What to work on: Answer with nothing except the number of lines that contain the word "Acceleration".

Provided data:
..........

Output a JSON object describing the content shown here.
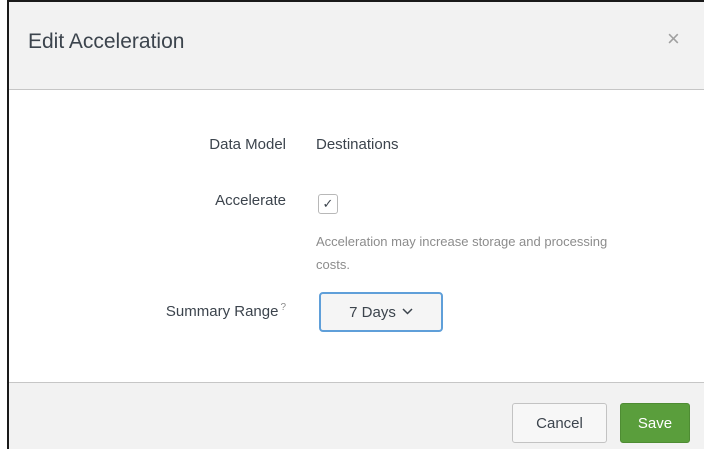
{
  "dialog": {
    "title": "Edit Acceleration",
    "close_icon": "×"
  },
  "form": {
    "data_model": {
      "label": "Data Model",
      "value": "Destinations"
    },
    "accelerate": {
      "label": "Accelerate",
      "checked": true,
      "check_glyph": "✓",
      "help": "Acceleration may increase storage and processing costs."
    },
    "summary_range": {
      "label": "Summary Range",
      "help_marker": "?",
      "selected": "7 Days",
      "chevron": "⌄"
    }
  },
  "footer": {
    "cancel_label": "Cancel",
    "save_label": "Save"
  },
  "colors": {
    "save_button": "#5a9e3c",
    "dropdown_focus": "#5f9fd9",
    "header_bg": "#f2f2f2"
  }
}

..........

Answer for this exercise: 2